◆ **GIVEN PASSAGE**
..............................
DETAILED DESCRIPTION OF EMBODIMENTS

[0018] FIG. 1 is a simplified functional block diagram of an embodiment of the system of the present invention utilized with a cooking apparatus such as a grill. The present invention is an item-based control system rather than a ticket-based control system. A Controller 11 includes a Filtering Process 12 , Firing Process 13 , Cooking/Timer Process 14 , Temperature Process 15 , Alert Process 16 , and Timers 17 . Each of these processes is described in further detail below. Through a point-of-sale (POS) interface, the Controller receives information relating to particular tickets from a food server order-entry terminal 18 . When the food server enters an order, the order includes the food types, thickness (if applicable), and degree of doneness desired for each item. At that point, a grill-space manager 19 determines whether there is space available on the grill surface for any food item on the ticket that requires grilling. If there is space available, the Controller accesses an icon library 21 , and displays an icon corresponding to the food item on one or more touch-screen display monitors 22 . If there is no space available on the grill surface, the Controller calculates a time delay, and if the delay is excessive, may page a manager through a paging subsystem 23 .

[0019] Each food item is broken down into components, and the Controller 11 then determines from a cooking times and turn times database 24 , the proper cooking time for each item and component. The Controller then calculates when the cook should place each item on the grill, and when each item should be turned. A grill temperature sensor 25 may be utilized by the Controller to calculate the cooking time and turn time, which may vary according to the temperature of the grill. When the item is done, and is ready to “sell”, the Controller sends a message to an expediter 26 .

[0020] As noted, the system includes one or more display screen monitors 22 in the kitchen near the cook's station. The monitor provides a visual representation of the cooktop surface such as the cooking surface of the grill. Each type and thickness of food has an associated icon that the Controller 11 displays on the monitor in the kitchen. The Controller displays each icon on the monitor in the position where the cook should place the corresponding food item on the cooking apparatus. The display screen is laid out in a grid so that the Controller knows the physical location where each item has been placed. The Controller also knows the amount of space occupied by each item, and thus can determine, at any given time, whether there is any space available. Each icon is displayed at the proper time so that every item in the order is done to the desired degree at the same time.
..............................
◆ **WHAT THIS EXERCISE ASKS**
• A. Reproduce the stretch of the grill control description from "[0020] As noted, the" through "the same time.", replacing each occurrence of "Controller" with "control unit".
• B. Name every component that the grill control description says Controller 11 includes.
• C. Extend the grill control description with the text that would come next after its final sentence.
The data that follow come from a separate source.
..............................
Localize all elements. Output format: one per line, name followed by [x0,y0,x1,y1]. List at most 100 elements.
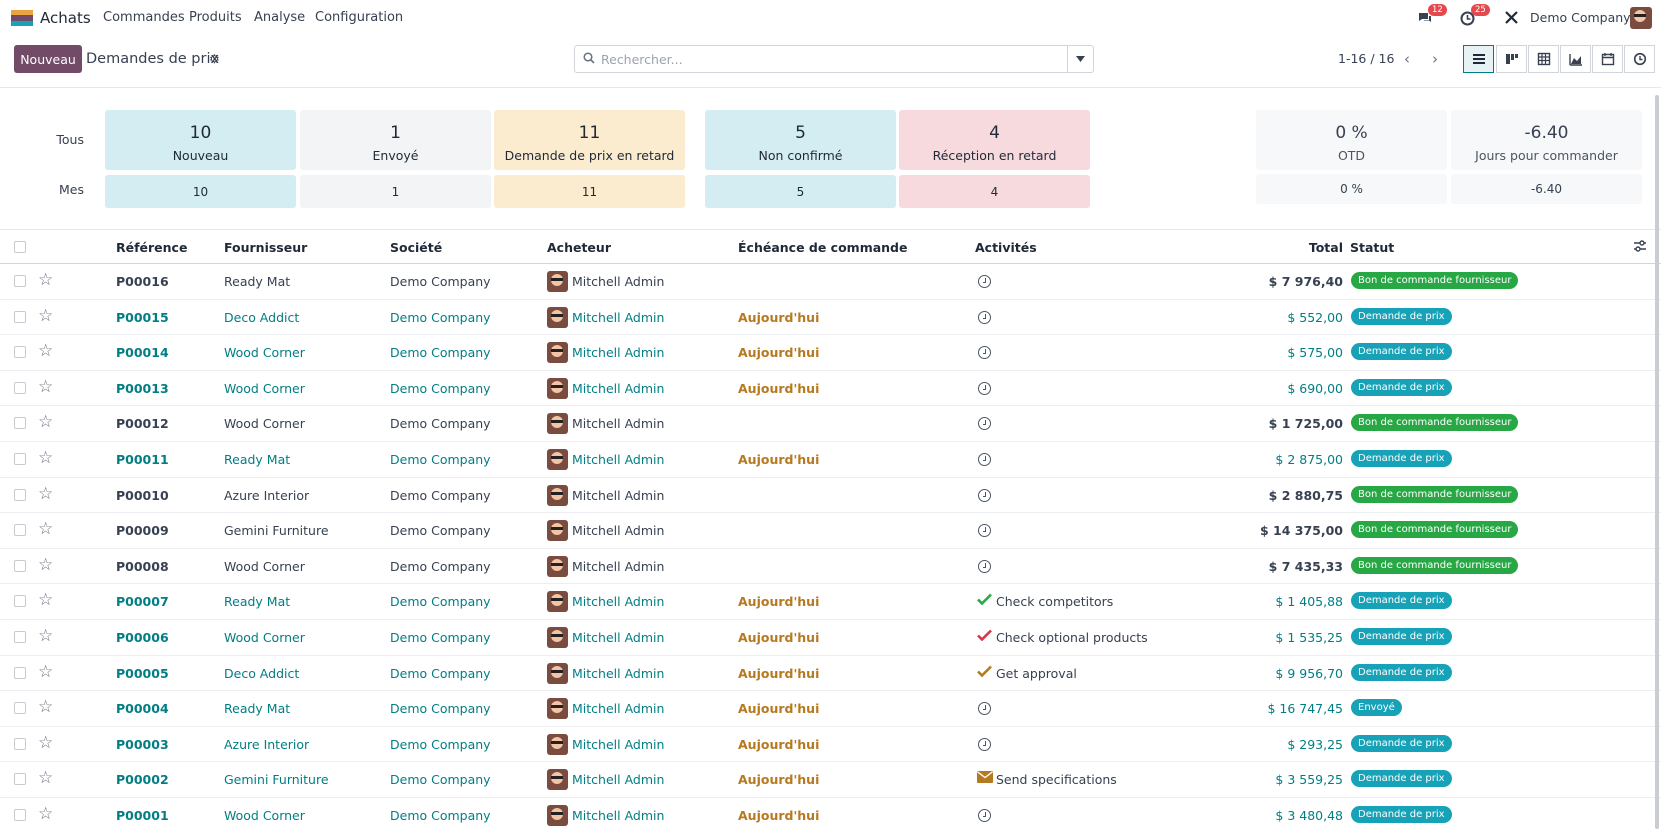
cell-company[interactable]: Demo Company [390,416,491,432]
table-row[interactable]: ☆ P00008 Wood Corner Demo Company Mitchell A… [0,548,1661,585]
cell-company[interactable]: Demo Company [390,772,491,788]
cell-buyer[interactable]: Mitchell Admin [572,736,665,752]
cell-vendor[interactable]: Gemini Furniture [224,523,329,539]
envelope-icon[interactable] [977,771,993,787]
cell-reference[interactable]: P00013 [116,380,169,396]
cell-reference[interactable]: P00004 [116,701,169,717]
menu-analyse[interactable]: Analyse [254,10,306,25]
cell-reference[interactable]: P00001 [116,808,169,823]
tile-envoye[interactable]: 1 Envoyé [300,110,491,170]
cell-reference[interactable]: P00011 [116,452,169,467]
cell-buyer[interactable]: Mitchell Admin [572,523,665,539]
cell-company[interactable]: Demo Company [390,558,491,574]
tile-envoye-mine[interactable]: 1 [300,175,491,208]
header-total[interactable]: Total [1308,240,1343,255]
row-checkbox[interactable] [14,773,26,786]
table-row[interactable]: ☆ P00003 Azure Interior Demo Company Mitchel… [0,727,1661,763]
gear-icon[interactable]: ⚙ [209,52,220,66]
star-icon[interactable]: ☆ [38,697,54,718]
row-checkbox[interactable] [14,524,26,537]
tile-reception-late[interactable]: 4 Réception en retard [899,110,1090,170]
table-row[interactable]: ☆ P00014 Wood Corner Demo Company Mitchell A… [0,335,1661,371]
debug-tools-icon[interactable] [1504,10,1519,28]
view-graph-button[interactable] [1560,45,1591,73]
table-row[interactable]: ☆ P00011 Ready Mat Demo Company Mitchell Adm… [0,442,1661,478]
table-row[interactable]: ☆ P00005 Deco Addict Demo Company Mitchell A… [0,656,1661,692]
cell-vendor[interactable]: Deco Addict [224,309,300,325]
messages-button[interactable]: 12 [1417,4,1447,27]
cell-buyer[interactable]: Mitchell Admin [572,309,665,325]
tile-nouveau-mine[interactable]: 10 [105,175,296,208]
cell-vendor[interactable]: Wood Corner [224,558,305,574]
row-checkbox[interactable] [14,559,26,572]
cell-buyer[interactable]: Mitchell Admin [572,274,665,289]
table-row[interactable]: ☆ P00010 Azure Interior Demo Company Mitchel… [0,477,1661,514]
star-icon[interactable]: ☆ [38,661,54,682]
clock-icon[interactable] [978,737,991,751]
star-icon[interactable]: ☆ [38,448,54,468]
row-checkbox[interactable] [14,310,26,323]
table-row[interactable]: ☆ P00009 Gemini Furniture Demo Company Mitch… [0,513,1661,549]
cell-vendor[interactable]: Azure Interior [224,487,310,503]
cell-activity-summary[interactable]: Get approval [996,665,1077,681]
menu-commandes[interactable]: Commandes [103,10,185,25]
cell-buyer[interactable]: Mitchell Admin [572,416,665,432]
star-icon[interactable]: ☆ [38,554,54,575]
cell-reference[interactable]: P00010 [116,487,169,503]
star-icon[interactable]: ☆ [38,341,54,362]
star-icon[interactable]: ☆ [38,305,54,326]
cell-reference[interactable]: P00007 [116,594,169,610]
view-list-button[interactable] [1463,45,1494,73]
cell-company[interactable]: Demo Company [390,452,491,467]
cell-vendor[interactable]: Wood Corner [224,380,305,396]
clock-icon[interactable] [978,275,991,288]
cell-company[interactable]: Demo Company [390,380,491,396]
cell-reference[interactable]: P00012 [116,416,169,432]
new-button[interactable]: Nouveau [14,45,82,73]
star-icon[interactable]: ☆ [38,519,54,540]
cell-buyer[interactable]: Mitchell Admin [572,594,665,610]
cell-vendor[interactable]: Wood Corner [224,416,305,432]
cell-company[interactable]: Demo Company [390,309,491,325]
cell-buyer[interactable]: Mitchell Admin [572,630,665,645]
table-row[interactable]: ☆ P00001 Wood Corner Demo Company Mitchell A… [0,798,1661,829]
star-icon[interactable]: ☆ [38,270,54,290]
star-icon[interactable]: ☆ [38,590,54,611]
check-icon[interactable] [977,665,992,681]
cell-reference[interactable]: P00005 [116,665,169,681]
cell-company[interactable]: Demo Company [390,665,491,681]
cell-company[interactable]: Demo Company [390,523,491,539]
cell-buyer[interactable]: Mitchell Admin [572,701,665,717]
row-checkbox[interactable] [14,666,26,679]
tile-nouveau[interactable]: 10 Nouveau [105,110,296,170]
check-icon[interactable] [977,629,992,645]
menu-configuration[interactable]: Configuration [315,10,404,25]
cell-reference[interactable]: P00014 [116,345,169,361]
table-row[interactable]: ☆ P00007 Ready Mat Demo Company Mitchell Adm… [0,584,1661,620]
header-buyer[interactable]: Acheteur [547,240,611,255]
header-company[interactable]: Société [390,240,443,255]
clock-icon[interactable] [978,809,991,822]
cell-company[interactable]: Demo Company [390,808,491,823]
cell-reference[interactable]: P00008 [116,558,169,574]
star-icon[interactable]: ☆ [38,768,54,789]
cell-company[interactable]: Demo Company [390,701,491,717]
star-icon[interactable]: ☆ [38,483,54,504]
search-input[interactable] [601,50,1041,68]
row-checkbox[interactable] [14,275,26,287]
clock-icon[interactable] [978,381,991,395]
select-all-checkbox[interactable] [14,241,26,253]
table-row[interactable]: ☆ P00016 Ready Mat Demo Company Mitchell Adm… [0,264,1661,300]
clock-icon[interactable] [978,488,991,502]
cell-company[interactable]: Demo Company [390,487,491,503]
cell-reference[interactable]: P00009 [116,523,169,539]
cell-reference[interactable]: P00003 [116,736,169,752]
star-icon[interactable]: ☆ [38,376,54,397]
cell-activity-summary[interactable]: Check optional products [996,630,1148,645]
check-icon[interactable] [977,593,992,609]
tile-rfq-late-mine[interactable]: 11 [494,175,685,208]
cell-vendor[interactable]: Deco Addict [224,665,300,681]
view-pivot-button[interactable] [1528,45,1559,73]
app-logo-icon[interactable] [11,10,33,26]
header-activities[interactable]: Activités [975,240,1037,255]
..............................
◆ **ANSWER LIST**
• A.
[0020] As noted, the system includes one or more display screen monitors 22 in the kitchen near the cook's station. The monitor provides a visual representation of the cooktop surface such as the cooking surface of the grill. Each type and thickness of food has an associated icon that the control unit 11 displays on the monitor in the kitchen. The control unit displays each icon on the monitor in the position where the cook should place the corresponding food item on the cooking apparatus. The display screen is laid out in a grid so that the control unit knows the physical location where each item has been placed. The control unit also knows the amount of space occupied by each item, and thus can determine, at any given time, whether there is any space available. Each icon is displayed at the proper time so that every item in the order is done to the desired degree at the same time.

• B. Filtering Process 12, Firing Process 13, Cooking/Timer Process 14, Temperature Process 15, Alert Process 16, and Timers 17.

• C.
[0021] It should be understood that the present invention is applicable to any type of cooking apparatus such as, but not limited to, grills, deep fat fryers, ovens, stove tops, and the like. In addition, the system may control a plurality of display monitors, with each monitor visually representing the cooking surface of a different cooking apparatus. For example, one monitor may represent the surface of a grill while another monitor represents positions on the shelf of an oven. If an order includes, for example, a hamburger (cooking time 6 minutes) and french fries (cooking time 3 minutes), the system will first display an icon corresponding to the hamburger on the monitor representing the oven. Three (3) minutes later, the system will display an icon corresponding to the french fries on the monitor representing the grill.

[0022] When each icon appears, the cook places the corresponding food item on the cooking apparatus in the position indicated on the monitor 22 . The monitor may be a touch screen display, enabling the cook to touch the icon on the screen to indicate to the Controller 11 that the action has been taken. The Controller then starts the countdown timer 17 for that item, and updates the Estimated Time to Completion (ETC). Icons continue to appear in their assigned positions on the monitor when it is time to place additional items on the grill. When it is time to turn an item, this may be indicated in some way such as rotating the icon, flashing the icon, or changing its color. Likewise, when an item is done, a different indication is given to the cook to indicate that the item should be removed.

[0023] In each case, the cook performs the indicated action and touches the icon on the display screen 22 . If the cook does not respond to a displayed or changed icon, the system may try several levels to alert the cook such as color changes or an audio alert. If the cook fails to respond to all alerts within a specified time period, the system may use the paging subsystem 23 to page a manager to investigate.

[0024] Some items may be more accurately cooked by checking the internal temperature with a probe. Therefore, the Controller 11 may also manipulate the icon or provide some other indication to the cook when it is time to check the temperature on an indicated item.

[0025] In the preferred embodiment of the present invention, whenever the cook is required to take an action, he must touch the icon on the monitor screen 22 to indicate that the action has been taken. The system updates the ETC, and determines whether the new ETC falls within acceptable parameters. For example, the cook may delay too long in putting on a steak, and the ETC may indicate that the steak will not be done for too long a time after the rest of the food items in the order are ready. Whenever the new ETC does not fall within acceptable parameters, an alert is indicated, and the manager may be paged.

[0026] At any given time, the Controller 11 knows how much space is left on each cooking apparatus, and how much cooking time is left for each item. Therefore, if an order for a table comes in, and the required cooking apparatus is full or does not have enough space for the new order to be placed on the apparatus within a predefined time period, a message may be sent to the restaurant manager using the paging subsystem 23 . The manager may then choose to visit the table and explain to the customers that there will be a slight delay.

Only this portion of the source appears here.